• [Set exercise] Copy the listing below in full and skip every picture.
[START]
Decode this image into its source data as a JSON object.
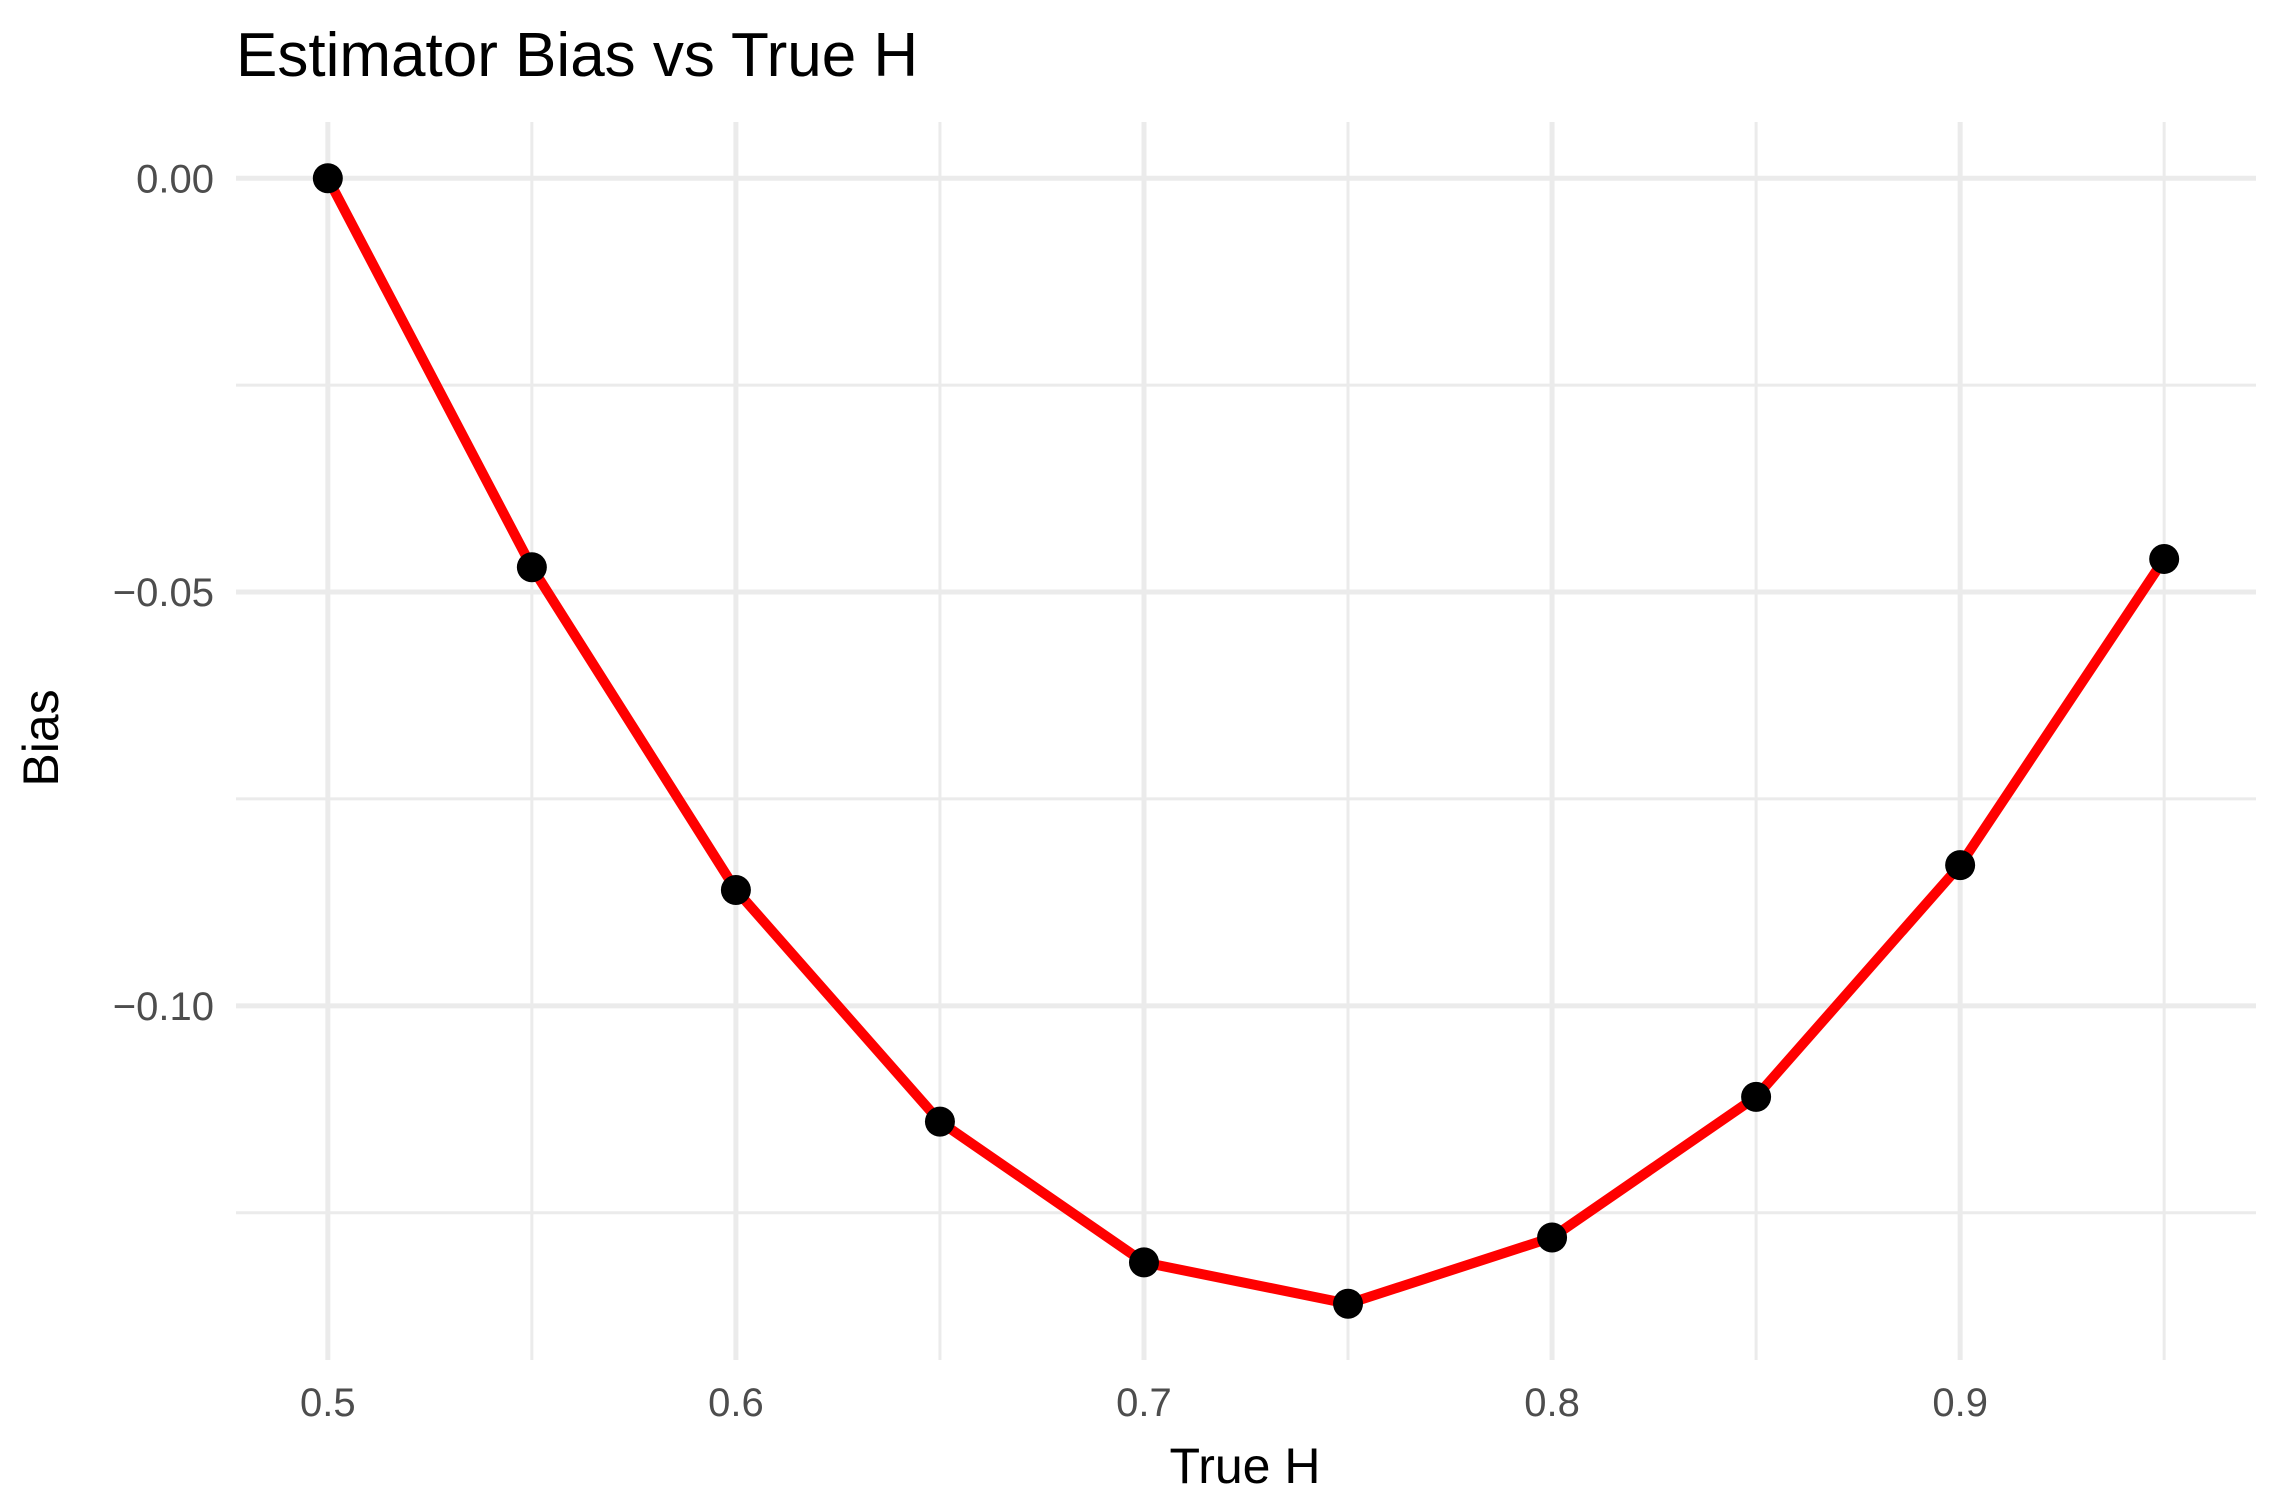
{
  "chart_data": {
    "type": "line",
    "title": "Estimator Bias vs True H",
    "xlabel": "True H",
    "ylabel": "Bias",
    "x": [
      0.5,
      0.55,
      0.6,
      0.65,
      0.7,
      0.75,
      0.8,
      0.85,
      0.9,
      0.95
    ],
    "series": [
      {
        "values": [
          0.0,
          -0.047,
          -0.086,
          -0.114,
          -0.131,
          -0.136,
          -0.128,
          -0.111,
          -0.083,
          -0.046
        ],
        "line_color": "#ff0000",
        "point_color": "#000000"
      }
    ],
    "xticks": [
      0.5,
      0.6,
      0.7,
      0.8,
      0.9
    ],
    "xtick_labels": [
      "0.5",
      "0.6",
      "0.7",
      "0.8",
      "0.9"
    ],
    "yticks": [
      0.0,
      -0.05,
      -0.1
    ],
    "ytick_labels": [
      "0.00",
      "−0.05",
      "−0.10"
    ],
    "xlim": [
      0.4775,
      0.9725
    ],
    "ylim": [
      -0.1428,
      0.0068
    ],
    "grid": true,
    "legend": "none"
  }
}
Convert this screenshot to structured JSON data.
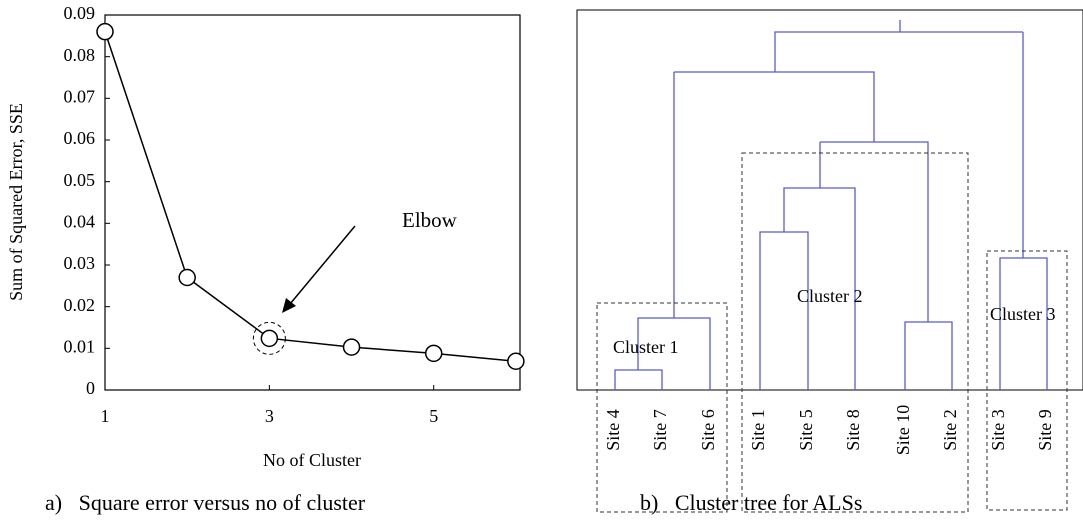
[END]
• [Complete output]
Decode this image into its source data as a JSON object.
{
  "chart_data": {
    "type": "line",
    "title": "Estimator Bias vs True H",
    "xlabel": "True H",
    "ylabel": "Bias",
    "x": [
      0.5,
      0.55,
      0.6,
      0.65,
      0.7,
      0.75,
      0.8,
      0.85,
      0.9,
      0.95
    ],
    "series": [
      {
        "values": [
          0.0,
          -0.047,
          -0.086,
          -0.114,
          -0.131,
          -0.136,
          -0.128,
          -0.111,
          -0.083,
          -0.046
        ],
        "line_color": "#ff0000",
        "point_color": "#000000"
      }
    ],
    "xticks": [
      0.5,
      0.6,
      0.7,
      0.8,
      0.9
    ],
    "xtick_labels": [
      "0.5",
      "0.6",
      "0.7",
      "0.8",
      "0.9"
    ],
    "yticks": [
      0.0,
      -0.05,
      -0.1
    ],
    "ytick_labels": [
      "0.00",
      "−0.05",
      "−0.10"
    ],
    "xlim": [
      0.4775,
      0.9725
    ],
    "ylim": [
      -0.1428,
      0.0068
    ],
    "grid": true,
    "legend": "none"
  }
}
Convert this screenshot to structured JSON data.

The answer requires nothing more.